# WHAT IS REQUIRED
Quote every line below exactly and skip any picture.

# RECORD LIST
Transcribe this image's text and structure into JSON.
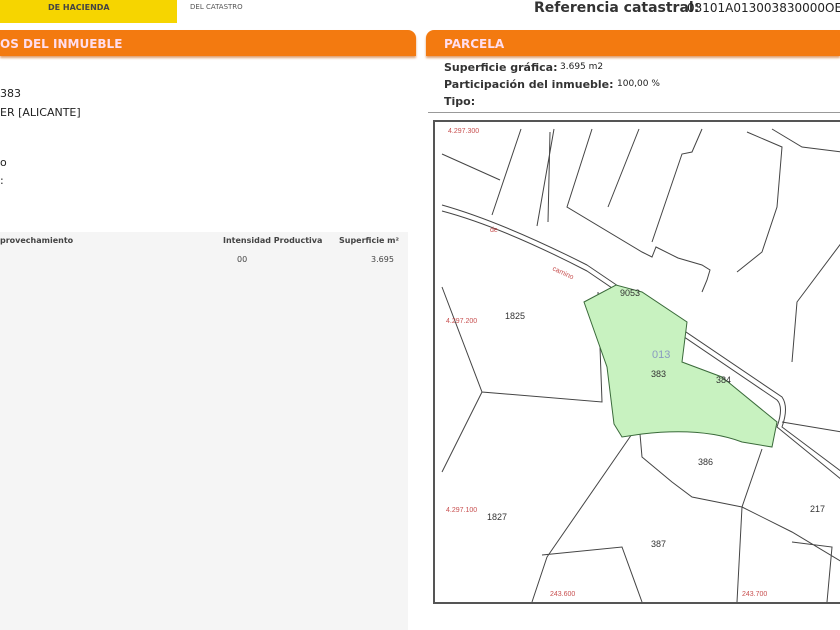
{
  "header": {
    "ministry": "DE HACIENDA",
    "catastro": "DEL CATASTRO",
    "ref_label": "Referencia catastral:",
    "ref_value": "03101A013003830000OE"
  },
  "inmueble": {
    "title": "OS DEL INMUEBLE",
    "line1": "383",
    "line2": "ER [ALICANTE]",
    "line3": "o",
    "line4": ":",
    "table": {
      "headers": [
        "provechamiento",
        "Intensidad Productiva",
        "Superficie m²"
      ],
      "rows": [
        [
          "",
          "00",
          "3.695"
        ]
      ]
    }
  },
  "parcela": {
    "title": "PARCELA",
    "superficie_label": "Superficie gráfica:",
    "superficie_value": "3.695 m2",
    "participacion_label": "Participación del inmueble:",
    "participacion_value": "100,00 %",
    "tipo_label": "Tipo:"
  },
  "map": {
    "polygon": "013",
    "parcels": [
      "9053",
      "1825",
      "383",
      "384",
      "386",
      "1827",
      "387",
      "217"
    ],
    "coords": [
      "4.297.300",
      "4.297.200",
      "4.297.100",
      "243.600",
      "243.700"
    ],
    "road_labels": [
      "de",
      "camino"
    ],
    "highlight_color": "#c8f2c0"
  }
}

# SOLUTION TO THE EXERCISE
Transcribe this image's text and structure into JSON.
{
  "header": {
    "ministry": "DE HACIENDA",
    "catastro": "DEL CATASTRO",
    "ref_label": "Referencia catastral:",
    "ref_value": "03101A013003830000OE"
  },
  "inmueble": {
    "title": "OS DEL INMUEBLE",
    "line1": "383",
    "line2": "ER [ALICANTE]",
    "line3": "o",
    "line4": ":",
    "table": {
      "headers": [
        "provechamiento",
        "Intensidad Productiva",
        "Superficie m²"
      ],
      "rows": [
        [
          "",
          "00",
          "3.695"
        ]
      ]
    }
  },
  "parcela": {
    "title": "PARCELA",
    "superficie_label": "Superficie gráfica:",
    "superficie_value": "3.695 m2",
    "participacion_label": "Participación del inmueble:",
    "participacion_value": "100,00 %",
    "tipo_label": "Tipo:"
  },
  "map": {
    "polygon": "013",
    "parcels": [
      "9053",
      "1825",
      "383",
      "384",
      "386",
      "1827",
      "387",
      "217"
    ],
    "coords": [
      "4.297.300",
      "4.297.200",
      "4.297.100",
      "243.600",
      "243.700"
    ],
    "road_labels": [
      "de",
      "camino"
    ],
    "highlight_color": "#c8f2c0"
  }
}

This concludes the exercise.